提供テキスト:
::::

村内で着実に実績を積んできているヒト大だが、
柴原さんには思い描いている構想がある。

「これからは、他地域とのネットワークを広げていきたいと思っています。
白川郷ヒト大学がさまざまな場所にできることで、
各地域の価値観を白川郷に混ぜることができるんじゃないかと。
実際には、おもしろそうだからやるというだけなんですが(笑)。

具体的に、いま話を進めているのは、海と島でのヒト大の展開。
山・海・島にネットワークをつくることを視野に入れています」

白川村は、合掌集落以外にも美しい自然が多い。

あくまでも、柴原さんたちが出向いて興すのではなく、
主体となる団体の運営面をサポートしていく。
資金面のサポートや運営ノウハウを共有することで、
その地域の人が、想いさえあれば立ち上がれるようにすることが狙いだ。

「どこのヒト大も独立しつつ、立ち位置は平等にしたいと思っています。
そのなかで交流が生まれ、さまざまな地域の価値観が
混ざり合っていく場をつくっていきたい。
山と海と島の交換留学ができれば、白川村にいながら外の地域とつながることができる。
都市部だけが選択肢ではなく、村に住み続ける価値が
あがってくるのではと思っています」

地域に住みながら、交換留学制度を取り入れて、開かれた環境をつくることで、
ローカル×ローカルの価値のかけ算が生まれる。
プラットフォームは提供しつつも、地域ごとの主体性を尊重することで、
特色のあるヒト大が誕生することになりそうだ。

山の白川郷ヒト大学の次は、海と島。

そして、今後取り組んでいきたいもうひとつの分野は、教育だ。
リアルな大学と協力態勢をとり、ヒト大の講座や合宿に参加することで、
大学の単位取得につながる仕組みを考えている。

学生には、大学の長期授業の一環として、3か月ほどヒト大に参加してもらう。
大学側としては、外部で学ぶ公式授業のひとつとしてカウントすることで、
単位制度に組み込むことができるというわけだ。

::::

取り組む課題:
• a. 白川郷ヒト大学についての文章のうち、「資金面のサポートや運営ノウハウを共有することで、」から「ローカル×ローカルの価値のかけ算が生まれる。」までを一字一句変えずに出力してください。
• b. 白川郷ヒト大学についての文章を引き継ぎ、最後の文の後から続きを書いてください。

(抽出されたデータの行)
::::

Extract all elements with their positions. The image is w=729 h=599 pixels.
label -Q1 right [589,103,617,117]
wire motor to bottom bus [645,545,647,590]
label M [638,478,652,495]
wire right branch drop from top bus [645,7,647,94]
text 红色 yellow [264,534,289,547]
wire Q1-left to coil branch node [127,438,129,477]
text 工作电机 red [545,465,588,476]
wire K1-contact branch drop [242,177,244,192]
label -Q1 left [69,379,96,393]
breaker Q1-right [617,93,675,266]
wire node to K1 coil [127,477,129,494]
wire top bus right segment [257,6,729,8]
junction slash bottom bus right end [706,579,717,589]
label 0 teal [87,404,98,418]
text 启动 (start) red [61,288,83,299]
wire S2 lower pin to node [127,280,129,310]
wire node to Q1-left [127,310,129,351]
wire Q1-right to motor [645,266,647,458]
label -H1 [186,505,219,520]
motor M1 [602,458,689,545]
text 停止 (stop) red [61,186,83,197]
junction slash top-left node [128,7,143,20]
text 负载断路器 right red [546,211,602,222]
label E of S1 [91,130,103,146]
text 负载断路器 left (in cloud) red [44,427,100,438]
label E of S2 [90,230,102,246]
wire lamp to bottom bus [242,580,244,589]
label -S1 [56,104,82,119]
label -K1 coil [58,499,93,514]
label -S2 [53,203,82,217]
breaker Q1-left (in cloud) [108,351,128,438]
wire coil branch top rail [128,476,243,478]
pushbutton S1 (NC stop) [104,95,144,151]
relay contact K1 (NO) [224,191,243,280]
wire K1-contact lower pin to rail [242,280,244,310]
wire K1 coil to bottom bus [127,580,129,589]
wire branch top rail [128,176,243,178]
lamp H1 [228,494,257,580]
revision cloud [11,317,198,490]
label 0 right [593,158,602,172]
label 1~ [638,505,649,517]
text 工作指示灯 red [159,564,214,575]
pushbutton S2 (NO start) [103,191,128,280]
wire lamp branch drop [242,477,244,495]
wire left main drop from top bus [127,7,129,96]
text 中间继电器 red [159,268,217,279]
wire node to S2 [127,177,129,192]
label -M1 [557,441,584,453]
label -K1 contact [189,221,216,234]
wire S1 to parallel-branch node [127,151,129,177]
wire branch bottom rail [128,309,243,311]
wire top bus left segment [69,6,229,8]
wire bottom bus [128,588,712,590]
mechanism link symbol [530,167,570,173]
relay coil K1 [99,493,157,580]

::::

順番どおりの回答:
• a.
資金面のサポートや運営ノウハウを共有することで、
その地域の人が、想いさえあれば立ち上がれるようにすることが狙いだ。

「どこのヒト大も独立しつつ、立ち位置は平等にしたいと思っています。
そのなかで交流が生まれ、さまざまな地域の価値観が
混ざり合っていく場をつくっていきたい。
山と海と島の交換留学ができれば、白川村にいながら外の地域とつながることができる。
都市部だけが選択肢ではなく、村に住み続ける価値が
あがってくるのではと思っています」

地域に住みながら、交換留学制度を取り入れて、開かれた環境をつくることで、
ローカル×ローカルの価値のかけ算が生まれる。

• b.
「ヒト大の教育的意義を高めていくことが、これから目指したいところです」

大学の公式授業になることで、学生がより参加しやすくなる。

講座や合宿に参加して、単位取得までできるのであれば、学生にとっても魅力的だ。
経験を持って帰るだけではなく、実益が伴うことで、
責任感と参加するモチベーションも高まるはずだ。

「これからは、コミュニティをつくりながら、
社会的な価値を高めていくことが必要なんじゃないかな、と思います。
村民にももっと関わってもらえるような仕組みも必要だし、
地域外からもまだ人を呼び込みたい。
白川郷ヒト大学ならではのやり方を見つけて、継続していきたいですね」

もともと、白川村には「結(ゆい)」という互助制度がある。
かつては、合掌造り家屋の屋根の葺き替えのときは、
結によって住民が協力しながら行っていたそうだ。
地域行事で活躍する青年部や、民謡の保存会など、
コミュニティがあってこそ成立する文化は、いまでも残っている。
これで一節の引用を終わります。